= Work request =
Take every line from the entries below that includes the word "Protein" and copy it.

(Excerpts from a figure dataset)
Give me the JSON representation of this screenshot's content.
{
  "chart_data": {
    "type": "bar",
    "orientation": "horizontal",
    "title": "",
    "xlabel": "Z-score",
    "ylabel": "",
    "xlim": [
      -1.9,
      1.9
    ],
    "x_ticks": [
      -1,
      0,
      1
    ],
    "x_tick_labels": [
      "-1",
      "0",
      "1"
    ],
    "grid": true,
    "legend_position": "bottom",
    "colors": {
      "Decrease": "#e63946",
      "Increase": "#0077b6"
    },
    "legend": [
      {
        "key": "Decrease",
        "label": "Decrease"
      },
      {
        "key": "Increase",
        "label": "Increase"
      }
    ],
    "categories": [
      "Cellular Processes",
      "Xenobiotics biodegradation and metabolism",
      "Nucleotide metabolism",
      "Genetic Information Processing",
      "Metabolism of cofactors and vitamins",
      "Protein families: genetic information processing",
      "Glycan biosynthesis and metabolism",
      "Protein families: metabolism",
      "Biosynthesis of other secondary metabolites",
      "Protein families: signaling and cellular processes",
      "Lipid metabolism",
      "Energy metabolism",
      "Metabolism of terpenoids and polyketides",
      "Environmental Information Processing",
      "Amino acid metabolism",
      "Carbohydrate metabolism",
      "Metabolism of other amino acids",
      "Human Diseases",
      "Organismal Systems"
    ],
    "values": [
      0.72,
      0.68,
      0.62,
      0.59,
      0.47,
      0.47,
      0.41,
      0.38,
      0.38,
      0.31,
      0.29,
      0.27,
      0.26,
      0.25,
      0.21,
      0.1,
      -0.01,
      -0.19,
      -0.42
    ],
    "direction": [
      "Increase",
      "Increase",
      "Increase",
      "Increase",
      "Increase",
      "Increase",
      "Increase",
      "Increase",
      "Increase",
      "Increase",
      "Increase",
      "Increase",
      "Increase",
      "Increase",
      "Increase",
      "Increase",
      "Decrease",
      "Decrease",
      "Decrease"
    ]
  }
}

= Answer to the problem =
      "Protein families: genetic information processing",
      "Protein families: metabolism",
      "Protein families: signaling and cellular processes",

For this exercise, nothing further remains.